- **Exercise**: Retype the listing below word for word, leaving out the pictures.
-- start of Data in this exercise --
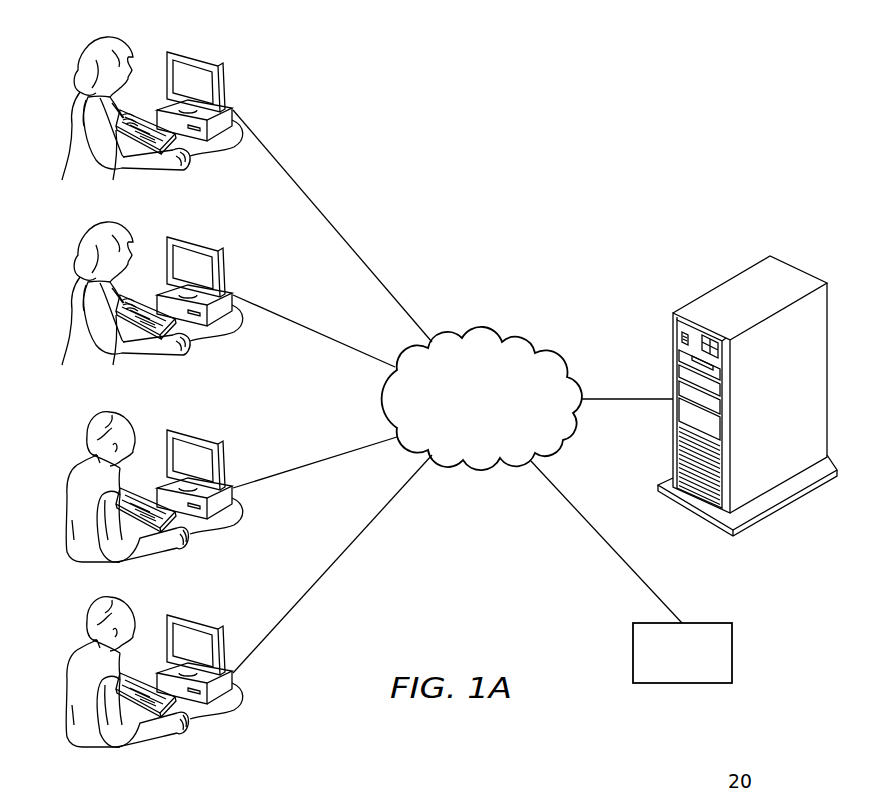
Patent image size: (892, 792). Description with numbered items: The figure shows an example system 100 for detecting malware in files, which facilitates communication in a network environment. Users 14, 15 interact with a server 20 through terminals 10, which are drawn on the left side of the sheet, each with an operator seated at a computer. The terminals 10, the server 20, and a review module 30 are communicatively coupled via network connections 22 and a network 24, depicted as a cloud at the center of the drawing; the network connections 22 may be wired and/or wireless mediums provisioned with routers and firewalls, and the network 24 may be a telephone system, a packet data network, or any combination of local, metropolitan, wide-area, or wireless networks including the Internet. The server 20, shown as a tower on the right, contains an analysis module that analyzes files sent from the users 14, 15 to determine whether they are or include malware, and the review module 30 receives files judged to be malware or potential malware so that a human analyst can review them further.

The terminal 10 is at (223, 638).
The user 14 is at (75, 108).
The user 15 is at (83, 545).
The server 20 is at (727, 281).
The network connection 22 is at (333, 225).
The network 24 is at (480, 328).
The review module 30 is at (732, 652).
The system 100 is at (561, 205).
-- end of Data in this exercise --
- **Written answer**:
Patent image size: (892, 792). Description with numbered items: The figure shows an example system 100 for detecting malware in files, which facilitates communication in a network environment. Users 14, 15 interact with a server 20 through terminals 10, which are drawn on the left side of the sheet, each with an operator seated at a computer. The terminals 10, the server 20, and a review module 30 are communicatively coupled via network connections 22 and a network 24, depicted as a cloud at the center of the drawing; the network connections 22 may be wired and/or wireless mediums provisioned with routers and firewalls, and the network 24 may be a telephone system, a packet data network, or any combination of local, metropolitan, wide-area, or wireless networks including the Internet. The server 20, shown as a tower on the right, contains an analysis module that analyzes files sent from the users 14, 15 to determine whether they are or include malware, and the review module 30 receives files judged to be malware or potential malware so that a human analyst can review them further.

The terminal 10 is at (223, 638).
The user 14 is at (75, 108).
The user 15 is at (83, 545).
The server 20 is at (727, 281).
The network connection 22 is at (333, 225).
The network 24 is at (480, 328).
The review module 30 is at (732, 652).
The system 100 is at (561, 205).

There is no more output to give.